What you are asked to do
Write out the data again exactly, skipping every picture.
— BEGIN —
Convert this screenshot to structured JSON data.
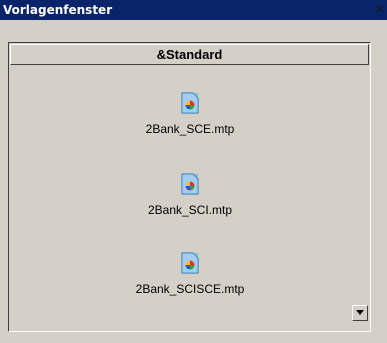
{
  "window": {
    "title": "Vorlagenfenster",
    "close_symbol": "✕"
  },
  "tab": {
    "label": "&Standard"
  },
  "files": [
    {
      "name": "2Bank_SCE.mtp",
      "icon": "template-file-icon"
    },
    {
      "name": "2Bank_SCI.mtp",
      "icon": "template-file-icon"
    },
    {
      "name": "2Bank_SCISCE.mtp",
      "icon": "template-file-icon"
    }
  ],
  "scroll": {
    "icon": "scroll-down-arrow-icon"
  },
  "colors": {
    "titlebar": "#0a246a",
    "face": "#d4d0c8"
  }
}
— END —
Answer to the task
Convert this screenshot to structured JSON data.
{
  "window": {
    "title": "Vorlagenfenster",
    "close_symbol": "✕"
  },
  "tab": {
    "label": "&Standard"
  },
  "files": [
    {
      "name": "2Bank_SCE.mtp",
      "icon": "template-file-icon"
    },
    {
      "name": "2Bank_SCI.mtp",
      "icon": "template-file-icon"
    },
    {
      "name": "2Bank_SCISCE.mtp",
      "icon": "template-file-icon"
    }
  ],
  "scroll": {
    "icon": "scroll-down-arrow-icon"
  },
  "colors": {
    "titlebar": "#0a246a",
    "face": "#d4d0c8"
  }
}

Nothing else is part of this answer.